Copy every line of the listing exactly.

=-=-=

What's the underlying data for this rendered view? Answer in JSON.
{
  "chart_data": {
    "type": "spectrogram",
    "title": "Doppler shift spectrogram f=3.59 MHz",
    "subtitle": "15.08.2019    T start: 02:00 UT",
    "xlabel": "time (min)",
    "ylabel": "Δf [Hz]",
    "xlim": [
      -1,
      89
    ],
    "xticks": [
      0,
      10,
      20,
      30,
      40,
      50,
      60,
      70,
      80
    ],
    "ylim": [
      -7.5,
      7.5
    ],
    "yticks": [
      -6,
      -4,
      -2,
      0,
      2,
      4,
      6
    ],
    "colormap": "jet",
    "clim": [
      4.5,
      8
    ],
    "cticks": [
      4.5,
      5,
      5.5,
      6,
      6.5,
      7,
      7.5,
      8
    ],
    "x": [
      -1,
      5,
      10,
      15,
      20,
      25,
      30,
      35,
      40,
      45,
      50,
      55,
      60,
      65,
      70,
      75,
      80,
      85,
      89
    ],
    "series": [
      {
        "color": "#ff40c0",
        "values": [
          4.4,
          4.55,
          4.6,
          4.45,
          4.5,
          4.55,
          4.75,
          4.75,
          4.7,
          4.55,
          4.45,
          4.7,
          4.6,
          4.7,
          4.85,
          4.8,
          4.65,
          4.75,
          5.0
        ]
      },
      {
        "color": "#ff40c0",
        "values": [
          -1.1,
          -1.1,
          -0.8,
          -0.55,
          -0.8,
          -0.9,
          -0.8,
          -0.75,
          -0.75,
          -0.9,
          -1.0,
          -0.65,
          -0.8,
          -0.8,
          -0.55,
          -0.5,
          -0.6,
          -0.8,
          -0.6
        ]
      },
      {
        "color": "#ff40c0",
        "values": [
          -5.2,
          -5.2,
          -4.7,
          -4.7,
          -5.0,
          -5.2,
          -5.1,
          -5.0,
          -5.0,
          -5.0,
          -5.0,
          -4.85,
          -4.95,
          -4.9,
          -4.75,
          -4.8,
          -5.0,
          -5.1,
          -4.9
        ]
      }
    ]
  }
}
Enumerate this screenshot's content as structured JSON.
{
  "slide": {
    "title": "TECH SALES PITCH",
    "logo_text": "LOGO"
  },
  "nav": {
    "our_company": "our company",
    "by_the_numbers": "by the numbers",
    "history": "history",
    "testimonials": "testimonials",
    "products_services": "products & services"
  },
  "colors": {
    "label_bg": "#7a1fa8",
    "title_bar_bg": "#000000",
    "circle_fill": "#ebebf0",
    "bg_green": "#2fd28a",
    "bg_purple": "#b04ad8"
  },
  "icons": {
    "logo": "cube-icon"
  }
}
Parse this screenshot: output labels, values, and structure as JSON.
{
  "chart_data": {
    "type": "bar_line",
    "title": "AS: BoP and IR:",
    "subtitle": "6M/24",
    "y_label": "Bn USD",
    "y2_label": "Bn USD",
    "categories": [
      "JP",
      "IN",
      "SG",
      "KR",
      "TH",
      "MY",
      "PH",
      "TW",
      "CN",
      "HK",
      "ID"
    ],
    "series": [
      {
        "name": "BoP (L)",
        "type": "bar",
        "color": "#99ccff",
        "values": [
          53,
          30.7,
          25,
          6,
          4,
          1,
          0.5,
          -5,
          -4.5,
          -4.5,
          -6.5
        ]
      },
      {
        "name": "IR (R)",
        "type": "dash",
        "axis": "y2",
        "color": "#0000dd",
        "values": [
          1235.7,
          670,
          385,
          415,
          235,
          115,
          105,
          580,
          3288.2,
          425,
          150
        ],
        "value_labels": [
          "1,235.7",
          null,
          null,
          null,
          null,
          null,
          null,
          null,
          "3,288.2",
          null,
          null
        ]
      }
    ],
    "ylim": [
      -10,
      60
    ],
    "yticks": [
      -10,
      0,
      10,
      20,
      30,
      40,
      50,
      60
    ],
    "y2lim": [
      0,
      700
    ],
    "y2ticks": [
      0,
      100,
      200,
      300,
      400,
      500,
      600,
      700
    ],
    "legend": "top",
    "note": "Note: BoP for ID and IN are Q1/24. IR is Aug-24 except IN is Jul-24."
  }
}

=-=-=

Written solution
What's the underlying data for this rendered view? Answer in JSON.
{
  "chart_data": {
    "type": "spectrogram",
    "title": "Doppler shift spectrogram f=3.59 MHz",
    "subtitle": "15.08.2019    T start: 02:00 UT",
    "xlabel": "time (min)",
    "ylabel": "Δf [Hz]",
    "xlim": [
      -1,
      89
    ],
    "xticks": [
      0,
      10,
      20,
      30,
      40,
      50,
      60,
      70,
      80
    ],
    "ylim": [
      -7.5,
      7.5
    ],
    "yticks": [
      -6,
      -4,
      -2,
      0,
      2,
      4,
      6
    ],
    "colormap": "jet",
    "clim": [
      4.5,
      8
    ],
    "cticks": [
      4.5,
      5,
      5.5,
      6,
      6.5,
      7,
      7.5,
      8
    ],
    "x": [
      -1,
      5,
      10,
      15,
      20,
      25,
      30,
      35,
      40,
      45,
      50,
      55,
      60,
      65,
      70,
      75,
      80,
      85,
      89
    ],
    "series": [
      {
        "color": "#ff40c0",
        "values": [
          4.4,
          4.55,
          4.6,
          4.45,
          4.5,
          4.55,
          4.75,
          4.75,
          4.7,
          4.55,
          4.45,
          4.7,
          4.6,
          4.7,
          4.85,
          4.8,
          4.65,
          4.75,
          5.0
        ]
      },
      {
        "color": "#ff40c0",
        "values": [
          -1.1,
          -1.1,
          -0.8,
          -0.55,
          -0.8,
          -0.9,
          -0.8,
          -0.75,
          -0.75,
          -0.9,
          -1.0,
          -0.65,
          -0.8,
          -0.8,
          -0.55,
          -0.5,
          -0.6,
          -0.8,
          -0.6
        ]
      },
      {
        "color": "#ff40c0",
        "values": [
          -5.2,
          -5.2,
          -4.7,
          -4.7,
          -5.0,
          -5.2,
          -5.1,
          -5.0,
          -5.0,
          -5.0,
          -5.0,
          -4.85,
          -4.95,
          -4.9,
          -4.75,
          -4.8,
          -5.0,
          -5.1,
          -4.9
        ]
      }
    ]
  }
}
Enumerate this screenshot's content as structured JSON.
{
  "slide": {
    "title": "TECH SALES PITCH",
    "logo_text": "LOGO"
  },
  "nav": {
    "our_company": "our company",
    "by_the_numbers": "by the numbers",
    "history": "history",
    "testimonials": "testimonials",
    "products_services": "products & services"
  },
  "colors": {
    "label_bg": "#7a1fa8",
    "title_bar_bg": "#000000",
    "circle_fill": "#ebebf0",
    "bg_green": "#2fd28a",
    "bg_purple": "#b04ad8"
  },
  "icons": {
    "logo": "cube-icon"
  }
}
Parse this screenshot: output labels, values, and structure as JSON.
{
  "chart_data": {
    "type": "bar_line",
    "title": "AS: BoP and IR:",
    "subtitle": "6M/24",
    "y_label": "Bn USD",
    "y2_label": "Bn USD",
    "categories": [
      "JP",
      "IN",
      "SG",
      "KR",
      "TH",
      "MY",
      "PH",
      "TW",
      "CN",
      "HK",
      "ID"
    ],
    "series": [
      {
        "name": "BoP (L)",
        "type": "bar",
        "color": "#99ccff",
        "values": [
          53,
          30.7,
          25,
          6,
          4,
          1,
          0.5,
          -5,
          -4.5,
          -4.5,
          -6.5
        ]
      },
      {
        "name": "IR (R)",
        "type": "dash",
        "axis": "y2",
        "color": "#0000dd",
        "values": [
          1235.7,
          670,
          385,
          415,
          235,
          115,
          105,
          580,
          3288.2,
          425,
          150
        ],
        "value_labels": [
          "1,235.7",
          null,
          null,
          null,
          null,
          null,
          null,
          null,
          "3,288.2",
          null,
          null
        ]
      }
    ],
    "ylim": [
      -10,
      60
    ],
    "yticks": [
      -10,
      0,
      10,
      20,
      30,
      40,
      50,
      60
    ],
    "y2lim": [
      0,
      700
    ],
    "y2ticks": [
      0,
      100,
      200,
      300,
      400,
      500,
      600,
      700
    ],
    "legend": "top",
    "note": "Note: BoP for ID and IN are Q1/24. IR is Aug-24 except IN is Jul-24."
  }
}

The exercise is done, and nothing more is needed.